Exercise directions: Any picture among the records should be left out, please; retype the rest exactly.

::: Dataset content

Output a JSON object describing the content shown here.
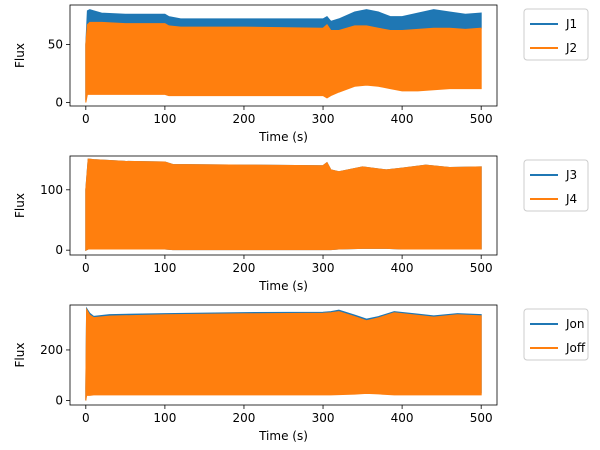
{
  "chart_data": [
    {
      "type": "area",
      "xlabel": "Time (s)",
      "ylabel": "Flux",
      "xlim": [
        -20,
        520
      ],
      "ylim": [
        -3,
        84
      ],
      "xticks": [
        0,
        100,
        200,
        300,
        400,
        500
      ],
      "yticks": [
        0,
        50
      ],
      "legend_position": "outside-right",
      "series": [
        {
          "name": "J1",
          "color": "#1f77b4",
          "x": [
            0,
            2,
            5,
            10,
            20,
            50,
            100,
            105,
            120,
            200,
            300,
            305,
            310,
            320,
            340,
            355,
            370,
            385,
            400,
            420,
            440,
            460,
            480,
            500
          ],
          "upper": [
            50,
            79,
            80,
            79,
            77,
            76,
            76,
            74,
            72,
            72,
            72,
            74,
            70,
            72,
            78,
            80,
            78,
            74,
            74,
            77,
            80,
            78,
            76,
            77
          ],
          "lower": [
            2,
            67,
            69,
            69,
            69,
            68,
            68,
            66,
            65,
            65,
            64,
            67,
            62,
            62,
            66,
            66,
            64,
            62,
            62,
            63,
            64,
            64,
            63,
            64
          ]
        },
        {
          "name": "J2",
          "color": "#ff7f0e",
          "x": [
            0,
            2,
            5,
            10,
            20,
            50,
            100,
            105,
            120,
            200,
            300,
            305,
            310,
            320,
            340,
            355,
            370,
            385,
            400,
            420,
            440,
            460,
            480,
            500
          ],
          "upper": [
            50,
            67,
            69,
            69,
            69,
            68,
            68,
            66,
            65,
            65,
            64,
            67,
            62,
            62,
            66,
            66,
            64,
            62,
            62,
            63,
            64,
            64,
            63,
            64
          ],
          "lower": [
            0,
            7,
            7,
            7,
            7,
            7,
            7,
            6,
            6,
            6,
            6,
            4,
            6,
            9,
            14,
            15,
            14,
            12,
            10,
            10,
            11,
            12,
            12,
            12
          ]
        }
      ]
    },
    {
      "type": "area",
      "xlabel": "Time (s)",
      "ylabel": "Flux",
      "xlim": [
        -20,
        520
      ],
      "ylim": [
        -8,
        156
      ],
      "xticks": [
        0,
        100,
        200,
        300,
        400,
        500
      ],
      "yticks": [
        0,
        100
      ],
      "legend_position": "outside-right",
      "series": [
        {
          "name": "J3",
          "color": "#1f77b4",
          "x": [
            0,
            3,
            10,
            50,
            100,
            110,
            200,
            300,
            305,
            310,
            320,
            350,
            380,
            400,
            430,
            460,
            500
          ],
          "upper": [
            100,
            151,
            150,
            147,
            146,
            142,
            141,
            140,
            145,
            133,
            130,
            138,
            133,
            136,
            141,
            137,
            138
          ],
          "lower": [
            0,
            2,
            2,
            2,
            2,
            1,
            1,
            1,
            1,
            1,
            2,
            3,
            3,
            2,
            2,
            2,
            2
          ]
        },
        {
          "name": "J4",
          "color": "#ff7f0e",
          "x": [
            0,
            3,
            10,
            50,
            100,
            110,
            200,
            300,
            305,
            310,
            320,
            350,
            380,
            400,
            430,
            460,
            500
          ],
          "upper": [
            100,
            151,
            150,
            147,
            146,
            142,
            141,
            140,
            145,
            133,
            130,
            138,
            133,
            136,
            141,
            137,
            138
          ],
          "lower": [
            0,
            2,
            2,
            2,
            2,
            1,
            1,
            1,
            1,
            1,
            2,
            3,
            3,
            2,
            2,
            2,
            2
          ]
        }
      ]
    },
    {
      "type": "area",
      "xlabel": "Time (s)",
      "ylabel": "Flux",
      "xlim": [
        -20,
        520
      ],
      "ylim": [
        -18,
        378
      ],
      "xticks": [
        0,
        100,
        200,
        300,
        400,
        500
      ],
      "yticks": [
        0,
        200
      ],
      "legend_position": "outside-right",
      "series": [
        {
          "name": "Jon",
          "color": "#1f77b4",
          "x": [
            0,
            1,
            5,
            10,
            30,
            100,
            200,
            300,
            310,
            320,
            340,
            355,
            370,
            390,
            420,
            440,
            470,
            500
          ],
          "upper": [
            50,
            365,
            345,
            333,
            340,
            344,
            348,
            349,
            352,
            358,
            338,
            322,
            332,
            352,
            342,
            335,
            344,
            340
          ],
          "lower": [
            0,
            40,
            30,
            30,
            30,
            30,
            30,
            30,
            30,
            31,
            33,
            35,
            34,
            30,
            30,
            30,
            30,
            30
          ]
        },
        {
          "name": "Joff",
          "color": "#ff7f0e",
          "x": [
            0,
            1,
            5,
            10,
            30,
            100,
            200,
            300,
            310,
            320,
            340,
            355,
            370,
            390,
            420,
            440,
            470,
            500
          ],
          "upper": [
            50,
            360,
            338,
            328,
            334,
            339,
            343,
            345,
            347,
            352,
            332,
            316,
            327,
            347,
            337,
            330,
            339,
            335
          ],
          "lower": [
            0,
            20,
            20,
            22,
            22,
            22,
            22,
            22,
            22,
            23,
            25,
            28,
            26,
            22,
            22,
            22,
            22,
            22
          ]
        }
      ]
    }
  ]
}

::::::

Final result:
Output a JSON object describing the content shown here.
{
  "chart_data": [
    {
      "type": "area",
      "xlabel": "Time (s)",
      "ylabel": "Flux",
      "xlim": [
        -20,
        520
      ],
      "ylim": [
        -3,
        84
      ],
      "xticks": [
        0,
        100,
        200,
        300,
        400,
        500
      ],
      "yticks": [
        0,
        50
      ],
      "legend_position": "outside-right",
      "series": [
        {
          "name": "J1",
          "color": "#1f77b4",
          "x": [
            0,
            2,
            5,
            10,
            20,
            50,
            100,
            105,
            120,
            200,
            300,
            305,
            310,
            320,
            340,
            355,
            370,
            385,
            400,
            420,
            440,
            460,
            480,
            500
          ],
          "upper": [
            50,
            79,
            80,
            79,
            77,
            76,
            76,
            74,
            72,
            72,
            72,
            74,
            70,
            72,
            78,
            80,
            78,
            74,
            74,
            77,
            80,
            78,
            76,
            77
          ],
          "lower": [
            2,
            67,
            69,
            69,
            69,
            68,
            68,
            66,
            65,
            65,
            64,
            67,
            62,
            62,
            66,
            66,
            64,
            62,
            62,
            63,
            64,
            64,
            63,
            64
          ]
        },
        {
          "name": "J2",
          "color": "#ff7f0e",
          "x": [
            0,
            2,
            5,
            10,
            20,
            50,
            100,
            105,
            120,
            200,
            300,
            305,
            310,
            320,
            340,
            355,
            370,
            385,
            400,
            420,
            440,
            460,
            480,
            500
          ],
          "upper": [
            50,
            67,
            69,
            69,
            69,
            68,
            68,
            66,
            65,
            65,
            64,
            67,
            62,
            62,
            66,
            66,
            64,
            62,
            62,
            63,
            64,
            64,
            63,
            64
          ],
          "lower": [
            0,
            7,
            7,
            7,
            7,
            7,
            7,
            6,
            6,
            6,
            6,
            4,
            6,
            9,
            14,
            15,
            14,
            12,
            10,
            10,
            11,
            12,
            12,
            12
          ]
        }
      ]
    },
    {
      "type": "area",
      "xlabel": "Time (s)",
      "ylabel": "Flux",
      "xlim": [
        -20,
        520
      ],
      "ylim": [
        -8,
        156
      ],
      "xticks": [
        0,
        100,
        200,
        300,
        400,
        500
      ],
      "yticks": [
        0,
        100
      ],
      "legend_position": "outside-right",
      "series": [
        {
          "name": "J3",
          "color": "#1f77b4",
          "x": [
            0,
            3,
            10,
            50,
            100,
            110,
            200,
            300,
            305,
            310,
            320,
            350,
            380,
            400,
            430,
            460,
            500
          ],
          "upper": [
            100,
            151,
            150,
            147,
            146,
            142,
            141,
            140,
            145,
            133,
            130,
            138,
            133,
            136,
            141,
            137,
            138
          ],
          "lower": [
            0,
            2,
            2,
            2,
            2,
            1,
            1,
            1,
            1,
            1,
            2,
            3,
            3,
            2,
            2,
            2,
            2
          ]
        },
        {
          "name": "J4",
          "color": "#ff7f0e",
          "x": [
            0,
            3,
            10,
            50,
            100,
            110,
            200,
            300,
            305,
            310,
            320,
            350,
            380,
            400,
            430,
            460,
            500
          ],
          "upper": [
            100,
            151,
            150,
            147,
            146,
            142,
            141,
            140,
            145,
            133,
            130,
            138,
            133,
            136,
            141,
            137,
            138
          ],
          "lower": [
            0,
            2,
            2,
            2,
            2,
            1,
            1,
            1,
            1,
            1,
            2,
            3,
            3,
            2,
            2,
            2,
            2
          ]
        }
      ]
    },
    {
      "type": "area",
      "xlabel": "Time (s)",
      "ylabel": "Flux",
      "xlim": [
        -20,
        520
      ],
      "ylim": [
        -18,
        378
      ],
      "xticks": [
        0,
        100,
        200,
        300,
        400,
        500
      ],
      "yticks": [
        0,
        200
      ],
      "legend_position": "outside-right",
      "series": [
        {
          "name": "Jon",
          "color": "#1f77b4",
          "x": [
            0,
            1,
            5,
            10,
            30,
            100,
            200,
            300,
            310,
            320,
            340,
            355,
            370,
            390,
            420,
            440,
            470,
            500
          ],
          "upper": [
            50,
            365,
            345,
            333,
            340,
            344,
            348,
            349,
            352,
            358,
            338,
            322,
            332,
            352,
            342,
            335,
            344,
            340
          ],
          "lower": [
            0,
            40,
            30,
            30,
            30,
            30,
            30,
            30,
            30,
            31,
            33,
            35,
            34,
            30,
            30,
            30,
            30,
            30
          ]
        },
        {
          "name": "Joff",
          "color": "#ff7f0e",
          "x": [
            0,
            1,
            5,
            10,
            30,
            100,
            200,
            300,
            310,
            320,
            340,
            355,
            370,
            390,
            420,
            440,
            470,
            500
          ],
          "upper": [
            50,
            360,
            338,
            328,
            334,
            339,
            343,
            345,
            347,
            352,
            332,
            316,
            327,
            347,
            337,
            330,
            339,
            335
          ],
          "lower": [
            0,
            20,
            20,
            22,
            22,
            22,
            22,
            22,
            22,
            23,
            25,
            28,
            26,
            22,
            22,
            22,
            22,
            22
          ]
        }
      ]
    }
  ]
}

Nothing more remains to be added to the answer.